INSTRUCTIONS FOR THE TASK: Each line that includes "membership" counts once; give the total and nothing besides.

MATERIAL:
┏━━

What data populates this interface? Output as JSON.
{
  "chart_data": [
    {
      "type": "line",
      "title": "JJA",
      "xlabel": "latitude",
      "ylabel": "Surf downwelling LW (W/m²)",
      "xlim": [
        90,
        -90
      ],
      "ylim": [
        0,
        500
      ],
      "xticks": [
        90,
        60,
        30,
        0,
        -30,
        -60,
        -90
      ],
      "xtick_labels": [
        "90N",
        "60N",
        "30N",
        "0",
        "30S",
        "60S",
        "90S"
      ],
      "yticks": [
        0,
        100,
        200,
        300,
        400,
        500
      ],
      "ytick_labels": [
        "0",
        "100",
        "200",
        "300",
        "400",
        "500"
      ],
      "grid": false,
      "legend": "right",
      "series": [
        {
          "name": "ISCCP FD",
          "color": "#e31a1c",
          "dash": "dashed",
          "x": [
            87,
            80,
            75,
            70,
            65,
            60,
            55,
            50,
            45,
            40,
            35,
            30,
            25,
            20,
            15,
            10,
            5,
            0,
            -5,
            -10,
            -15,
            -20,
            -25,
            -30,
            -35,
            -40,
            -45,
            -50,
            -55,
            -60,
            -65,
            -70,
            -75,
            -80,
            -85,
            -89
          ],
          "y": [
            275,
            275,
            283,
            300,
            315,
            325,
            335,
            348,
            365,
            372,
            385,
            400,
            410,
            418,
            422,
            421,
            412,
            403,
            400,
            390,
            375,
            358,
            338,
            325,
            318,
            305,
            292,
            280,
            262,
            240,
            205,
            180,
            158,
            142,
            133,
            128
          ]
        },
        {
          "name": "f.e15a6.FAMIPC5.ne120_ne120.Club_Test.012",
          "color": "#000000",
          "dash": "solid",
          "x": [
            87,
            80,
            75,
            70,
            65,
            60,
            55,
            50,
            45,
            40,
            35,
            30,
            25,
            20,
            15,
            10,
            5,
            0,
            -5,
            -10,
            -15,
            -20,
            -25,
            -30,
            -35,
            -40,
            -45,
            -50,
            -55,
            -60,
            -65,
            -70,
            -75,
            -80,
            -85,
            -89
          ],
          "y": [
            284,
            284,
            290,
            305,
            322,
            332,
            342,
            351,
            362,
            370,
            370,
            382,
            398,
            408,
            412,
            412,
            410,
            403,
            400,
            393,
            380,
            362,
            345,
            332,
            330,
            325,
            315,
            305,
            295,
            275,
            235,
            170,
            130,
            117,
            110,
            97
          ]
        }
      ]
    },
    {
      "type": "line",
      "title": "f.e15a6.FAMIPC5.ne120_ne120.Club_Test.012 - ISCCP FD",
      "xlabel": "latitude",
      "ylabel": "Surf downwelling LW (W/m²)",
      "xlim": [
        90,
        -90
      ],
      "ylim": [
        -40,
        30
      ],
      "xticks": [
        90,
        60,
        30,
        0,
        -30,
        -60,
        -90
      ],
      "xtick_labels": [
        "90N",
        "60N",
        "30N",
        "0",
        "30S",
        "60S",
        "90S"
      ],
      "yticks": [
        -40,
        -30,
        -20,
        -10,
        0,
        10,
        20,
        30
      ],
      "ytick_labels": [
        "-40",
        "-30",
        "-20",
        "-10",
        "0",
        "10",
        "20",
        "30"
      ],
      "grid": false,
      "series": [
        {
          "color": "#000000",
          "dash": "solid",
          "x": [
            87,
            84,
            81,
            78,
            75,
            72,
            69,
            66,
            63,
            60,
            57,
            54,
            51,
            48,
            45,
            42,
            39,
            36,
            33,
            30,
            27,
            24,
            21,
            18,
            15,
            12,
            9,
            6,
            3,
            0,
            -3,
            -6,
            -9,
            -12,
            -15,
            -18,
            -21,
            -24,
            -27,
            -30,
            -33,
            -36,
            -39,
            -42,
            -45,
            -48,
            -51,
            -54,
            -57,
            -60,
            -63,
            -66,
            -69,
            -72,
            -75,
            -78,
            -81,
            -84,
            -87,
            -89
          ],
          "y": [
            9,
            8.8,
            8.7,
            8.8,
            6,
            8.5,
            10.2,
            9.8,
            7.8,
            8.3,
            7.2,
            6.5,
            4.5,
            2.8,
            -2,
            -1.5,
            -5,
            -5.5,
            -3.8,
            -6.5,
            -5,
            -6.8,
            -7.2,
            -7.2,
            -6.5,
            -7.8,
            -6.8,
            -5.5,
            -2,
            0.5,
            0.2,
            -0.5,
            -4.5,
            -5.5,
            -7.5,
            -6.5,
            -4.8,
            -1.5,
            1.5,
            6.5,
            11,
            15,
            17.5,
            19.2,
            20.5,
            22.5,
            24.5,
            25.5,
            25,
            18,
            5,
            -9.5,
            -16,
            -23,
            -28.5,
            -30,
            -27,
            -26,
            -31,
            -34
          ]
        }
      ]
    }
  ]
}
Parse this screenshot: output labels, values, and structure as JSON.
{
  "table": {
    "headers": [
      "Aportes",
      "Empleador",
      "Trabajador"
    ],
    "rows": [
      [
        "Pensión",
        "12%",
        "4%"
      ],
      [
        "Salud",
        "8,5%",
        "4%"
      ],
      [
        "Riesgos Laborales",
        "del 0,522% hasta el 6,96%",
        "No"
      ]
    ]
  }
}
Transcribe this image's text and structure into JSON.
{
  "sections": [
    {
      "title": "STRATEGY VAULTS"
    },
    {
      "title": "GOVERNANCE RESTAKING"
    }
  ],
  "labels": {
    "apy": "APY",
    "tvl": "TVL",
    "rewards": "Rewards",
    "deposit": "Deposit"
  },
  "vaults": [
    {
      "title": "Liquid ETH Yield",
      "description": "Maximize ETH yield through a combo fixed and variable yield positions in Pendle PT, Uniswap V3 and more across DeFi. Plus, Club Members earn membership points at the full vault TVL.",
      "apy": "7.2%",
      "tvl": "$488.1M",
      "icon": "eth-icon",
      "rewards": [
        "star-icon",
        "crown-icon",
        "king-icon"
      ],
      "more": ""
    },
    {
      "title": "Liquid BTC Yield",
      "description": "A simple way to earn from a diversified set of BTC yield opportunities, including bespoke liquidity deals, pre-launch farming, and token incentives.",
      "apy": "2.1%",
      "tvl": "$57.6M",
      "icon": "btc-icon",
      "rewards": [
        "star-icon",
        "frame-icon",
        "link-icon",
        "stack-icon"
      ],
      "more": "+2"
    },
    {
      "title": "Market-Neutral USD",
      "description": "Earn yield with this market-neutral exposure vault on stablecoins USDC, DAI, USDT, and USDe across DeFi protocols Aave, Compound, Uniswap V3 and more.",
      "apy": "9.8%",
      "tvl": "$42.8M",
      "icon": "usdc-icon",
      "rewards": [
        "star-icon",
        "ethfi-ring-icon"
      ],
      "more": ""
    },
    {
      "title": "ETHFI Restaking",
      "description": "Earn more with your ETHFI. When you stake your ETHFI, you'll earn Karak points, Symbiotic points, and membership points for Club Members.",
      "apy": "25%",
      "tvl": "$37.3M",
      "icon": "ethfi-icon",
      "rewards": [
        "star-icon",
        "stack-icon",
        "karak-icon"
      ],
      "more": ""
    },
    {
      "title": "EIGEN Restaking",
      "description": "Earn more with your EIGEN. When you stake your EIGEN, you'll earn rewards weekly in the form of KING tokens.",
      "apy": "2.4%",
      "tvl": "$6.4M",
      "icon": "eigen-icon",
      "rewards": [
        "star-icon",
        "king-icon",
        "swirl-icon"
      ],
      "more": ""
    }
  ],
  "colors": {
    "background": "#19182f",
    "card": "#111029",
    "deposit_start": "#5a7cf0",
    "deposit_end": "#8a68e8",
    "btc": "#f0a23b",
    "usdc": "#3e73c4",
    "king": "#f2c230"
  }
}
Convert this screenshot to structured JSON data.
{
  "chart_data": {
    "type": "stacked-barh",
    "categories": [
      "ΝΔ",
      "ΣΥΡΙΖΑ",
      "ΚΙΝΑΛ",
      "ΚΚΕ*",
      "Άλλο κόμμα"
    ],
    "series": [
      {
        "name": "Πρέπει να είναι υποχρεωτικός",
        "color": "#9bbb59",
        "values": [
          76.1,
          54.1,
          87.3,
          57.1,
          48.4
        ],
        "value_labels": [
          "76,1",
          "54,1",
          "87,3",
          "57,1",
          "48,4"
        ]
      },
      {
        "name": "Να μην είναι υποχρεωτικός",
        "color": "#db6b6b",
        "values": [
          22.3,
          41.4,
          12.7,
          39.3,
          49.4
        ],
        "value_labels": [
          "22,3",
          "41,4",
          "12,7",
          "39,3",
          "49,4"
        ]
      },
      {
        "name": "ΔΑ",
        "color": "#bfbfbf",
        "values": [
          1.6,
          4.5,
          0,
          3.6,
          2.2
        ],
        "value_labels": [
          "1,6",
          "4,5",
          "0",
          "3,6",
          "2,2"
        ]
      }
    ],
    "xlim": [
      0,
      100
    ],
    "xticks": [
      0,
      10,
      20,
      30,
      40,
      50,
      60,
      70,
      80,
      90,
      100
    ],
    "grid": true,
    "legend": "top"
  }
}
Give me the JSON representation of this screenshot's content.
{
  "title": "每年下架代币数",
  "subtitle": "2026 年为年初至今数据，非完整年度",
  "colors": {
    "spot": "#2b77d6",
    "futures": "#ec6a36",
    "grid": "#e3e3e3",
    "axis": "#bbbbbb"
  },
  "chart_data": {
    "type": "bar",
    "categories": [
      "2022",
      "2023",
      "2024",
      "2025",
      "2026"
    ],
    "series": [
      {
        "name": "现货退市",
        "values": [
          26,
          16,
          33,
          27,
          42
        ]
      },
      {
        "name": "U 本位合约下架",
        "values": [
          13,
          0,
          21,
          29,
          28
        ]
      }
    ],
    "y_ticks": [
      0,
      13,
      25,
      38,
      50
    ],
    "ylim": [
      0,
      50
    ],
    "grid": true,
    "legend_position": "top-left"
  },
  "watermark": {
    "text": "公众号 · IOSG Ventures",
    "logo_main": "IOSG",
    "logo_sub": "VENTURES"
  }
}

┗━━

EXERCISE RESPONSE: 2